§ **Exercise details**: Write out all the items below again, word for word, leaving out the pictures.

§ **Source material**:

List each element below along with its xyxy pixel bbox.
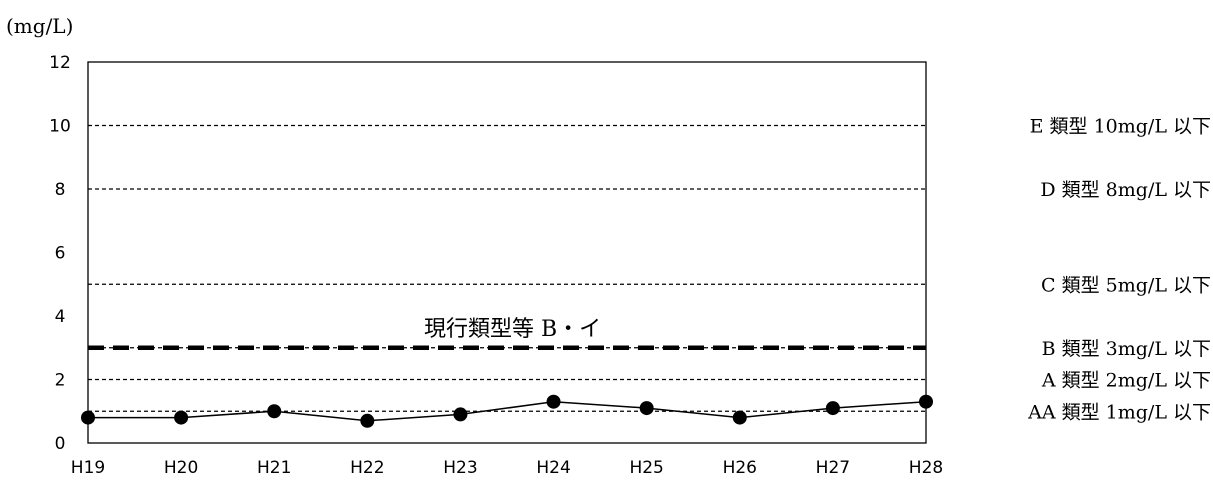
standard-label: A 類型 2mg/L 以下	[1041, 370, 1211, 392]
standard-label: D 類型 8mg/L 以下	[1040, 179, 1211, 201]
x-tick-label: H22	[350, 458, 384, 478]
standard-lines-group	[88, 124, 926, 412]
series-group	[81, 394, 933, 428]
data-point	[546, 394, 561, 409]
data-point	[174, 410, 189, 425]
plot-area-frame	[87, 61, 927, 444]
x-tick-label: H26	[723, 458, 757, 478]
y-tick-label: 4	[55, 307, 66, 327]
standard-labels-group: E 類型 10mg/L 以下 D 類型 8mg/L 以下 C 類型 5mg/L 以下…	[1027, 116, 1211, 424]
standard-label: B 類型 3mg/L 以下	[1042, 338, 1211, 360]
current-class-group: 現行類型等 B・イ	[88, 317, 926, 350]
x-tick-label: H19	[71, 458, 105, 478]
x-tick-label: H20	[164, 458, 198, 478]
y-tick-label: 10	[49, 117, 71, 137]
y-tick-label: 8	[55, 180, 66, 200]
data-point	[919, 394, 933, 409]
data-point	[360, 413, 375, 428]
y-axis-ticks: 0 2 4 6 8 10 12	[49, 53, 71, 454]
x-tick-label: H28	[909, 458, 943, 478]
data-point	[453, 407, 468, 422]
series-line	[88, 400, 927, 422]
current-class-label: 現行類型等 B・イ	[424, 317, 601, 342]
x-tick-label: H24	[536, 458, 570, 478]
data-point	[267, 404, 282, 419]
data-point	[81, 410, 95, 425]
data-point	[825, 401, 840, 416]
y-tick-label: 6	[55, 244, 66, 264]
x-tick-label: H27	[816, 458, 850, 478]
standard-label: C 類型 5mg/L 以下	[1041, 274, 1211, 296]
x-tick-label: H25	[629, 458, 663, 478]
y-unit-label: (mg/L)	[6, 14, 73, 38]
x-axis-ticks: H19 H20 H21 H22 H23 H24 H25 H26 H27 H28	[71, 458, 943, 478]
y-tick-label: 12	[49, 53, 71, 73]
y-tick-label: 0	[55, 434, 66, 454]
y-tick-label: 2	[55, 371, 66, 391]
data-point	[732, 410, 747, 425]
standard-label: AA 類型 1mg/L 以下	[1027, 401, 1211, 423]
x-tick-label: H23	[443, 458, 477, 478]
x-tick-label: H21	[257, 458, 291, 478]
standard-label: E 類型 10mg/L 以下	[1030, 116, 1211, 138]
data-point	[639, 401, 654, 416]
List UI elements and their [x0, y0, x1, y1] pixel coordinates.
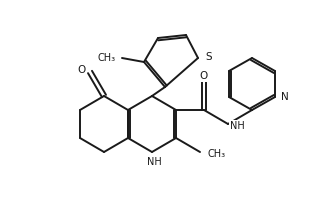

§ **Result of this task**:
List each element below along with its xyxy pixel bbox.
standard-label: A 類型 2mg/L 以下	[1041, 370, 1211, 392]
standard-label: D 類型 8mg/L 以下	[1040, 179, 1211, 201]
x-tick-label: H22	[350, 458, 384, 478]
standard-lines-group	[88, 124, 926, 412]
series-group	[81, 394, 933, 428]
data-point	[546, 394, 561, 409]
data-point	[174, 410, 189, 425]
plot-area-frame	[87, 61, 927, 444]
x-tick-label: H26	[723, 458, 757, 478]
y-tick-label: 4	[55, 307, 66, 327]
standard-labels-group: E 類型 10mg/L 以下 D 類型 8mg/L 以下 C 類型 5mg/L 以下…	[1027, 116, 1211, 424]
standard-label: B 類型 3mg/L 以下	[1042, 338, 1211, 360]
current-class-group: 現行類型等 B・イ	[88, 317, 926, 350]
x-tick-label: H19	[71, 458, 105, 478]
x-tick-label: H20	[164, 458, 198, 478]
y-tick-label: 10	[49, 117, 71, 137]
y-tick-label: 8	[55, 180, 66, 200]
data-point	[919, 394, 933, 409]
data-point	[360, 413, 375, 428]
y-axis-ticks: 0 2 4 6 8 10 12	[49, 53, 71, 454]
x-tick-label: H28	[909, 458, 943, 478]
data-point	[453, 407, 468, 422]
series-line	[88, 400, 927, 422]
current-class-label: 現行類型等 B・イ	[424, 317, 601, 342]
x-tick-label: H24	[536, 458, 570, 478]
data-point	[267, 404, 282, 419]
data-point	[81, 410, 95, 425]
data-point	[825, 401, 840, 416]
y-tick-label: 6	[55, 244, 66, 264]
x-tick-label: H27	[816, 458, 850, 478]
standard-label: C 類型 5mg/L 以下	[1041, 274, 1211, 296]
x-tick-label: H25	[629, 458, 663, 478]
y-unit-label: (mg/L)	[6, 14, 73, 38]
x-axis-ticks: H19 H20 H21 H22 H23 H24 H25 H26 H27 H28	[71, 458, 943, 478]
y-tick-label: 12	[49, 53, 71, 73]
y-tick-label: 0	[55, 434, 66, 454]
y-tick-label: 2	[55, 371, 66, 391]
data-point	[732, 410, 747, 425]
standard-label: AA 類型 1mg/L 以下	[1027, 401, 1211, 423]
x-tick-label: H23	[443, 458, 477, 478]
x-tick-label: H21	[257, 458, 291, 478]
standard-label: E 類型 10mg/L 以下	[1030, 116, 1211, 138]
data-point	[639, 401, 654, 416]
List UI elements and their [x0, y0, x1, y1] pixel coordinates.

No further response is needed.